═══ MATERIAL PROVIDED ═══

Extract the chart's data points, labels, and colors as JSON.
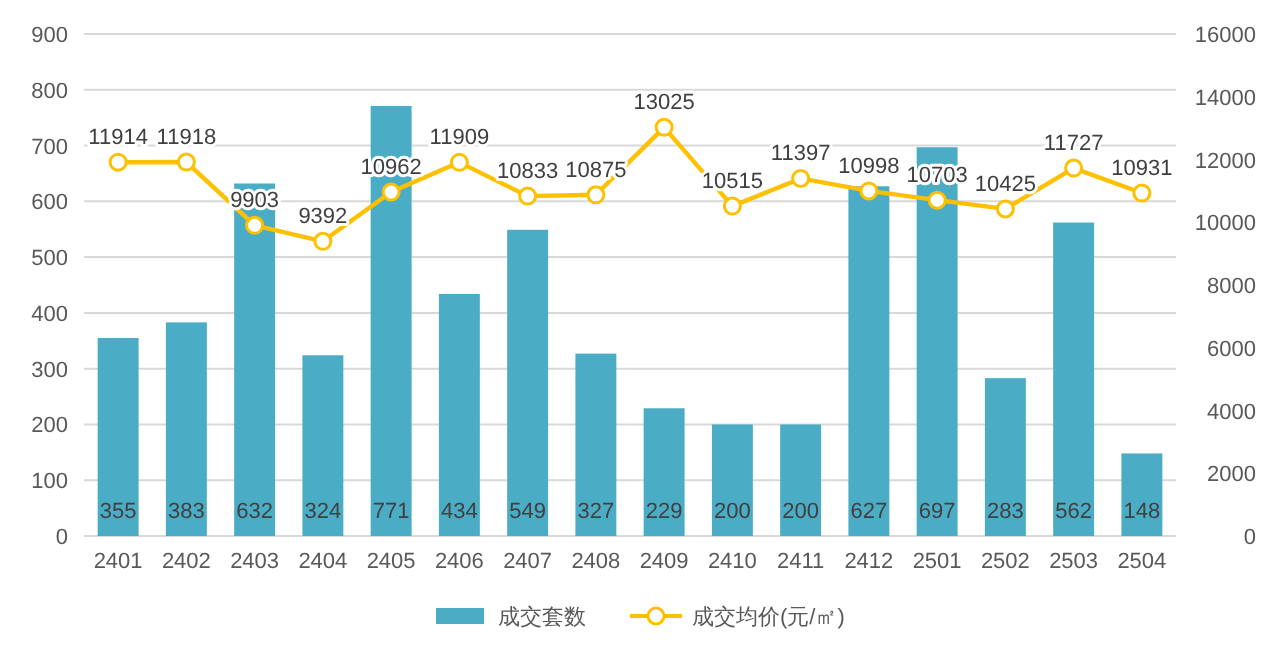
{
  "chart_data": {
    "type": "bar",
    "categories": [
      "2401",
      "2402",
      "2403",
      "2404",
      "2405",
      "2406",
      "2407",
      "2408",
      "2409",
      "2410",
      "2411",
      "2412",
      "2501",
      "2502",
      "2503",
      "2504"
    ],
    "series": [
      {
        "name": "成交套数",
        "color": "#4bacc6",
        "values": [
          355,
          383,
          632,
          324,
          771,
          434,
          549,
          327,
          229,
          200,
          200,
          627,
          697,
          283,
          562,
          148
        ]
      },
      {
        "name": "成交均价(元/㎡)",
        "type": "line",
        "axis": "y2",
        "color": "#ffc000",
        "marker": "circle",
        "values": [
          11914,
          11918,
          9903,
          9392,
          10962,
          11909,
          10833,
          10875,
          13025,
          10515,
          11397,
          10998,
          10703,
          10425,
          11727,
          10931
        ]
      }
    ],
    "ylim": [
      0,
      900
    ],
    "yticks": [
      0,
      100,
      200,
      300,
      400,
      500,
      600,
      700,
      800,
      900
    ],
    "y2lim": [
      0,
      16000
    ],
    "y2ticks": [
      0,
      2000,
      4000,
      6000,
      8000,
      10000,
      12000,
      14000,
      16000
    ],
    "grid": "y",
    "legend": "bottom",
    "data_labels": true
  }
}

═══

EXERCISE:
Could you reproduce every record above exactly, leaving out the pictures?

OUTPUT OF THE EXERCISE:
Extract the chart's data points, labels, and colors as JSON.
{
  "chart_data": {
    "type": "bar",
    "categories": [
      "2401",
      "2402",
      "2403",
      "2404",
      "2405",
      "2406",
      "2407",
      "2408",
      "2409",
      "2410",
      "2411",
      "2412",
      "2501",
      "2502",
      "2503",
      "2504"
    ],
    "series": [
      {
        "name": "成交套数",
        "color": "#4bacc6",
        "values": [
          355,
          383,
          632,
          324,
          771,
          434,
          549,
          327,
          229,
          200,
          200,
          627,
          697,
          283,
          562,
          148
        ]
      },
      {
        "name": "成交均价(元/㎡)",
        "type": "line",
        "axis": "y2",
        "color": "#ffc000",
        "marker": "circle",
        "values": [
          11914,
          11918,
          9903,
          9392,
          10962,
          11909,
          10833,
          10875,
          13025,
          10515,
          11397,
          10998,
          10703,
          10425,
          11727,
          10931
        ]
      }
    ],
    "ylim": [
      0,
      900
    ],
    "yticks": [
      0,
      100,
      200,
      300,
      400,
      500,
      600,
      700,
      800,
      900
    ],
    "y2lim": [
      0,
      16000
    ],
    "y2ticks": [
      0,
      2000,
      4000,
      6000,
      8000,
      10000,
      12000,
      14000,
      16000
    ],
    "grid": "y",
    "legend": "bottom",
    "data_labels": true
  }
}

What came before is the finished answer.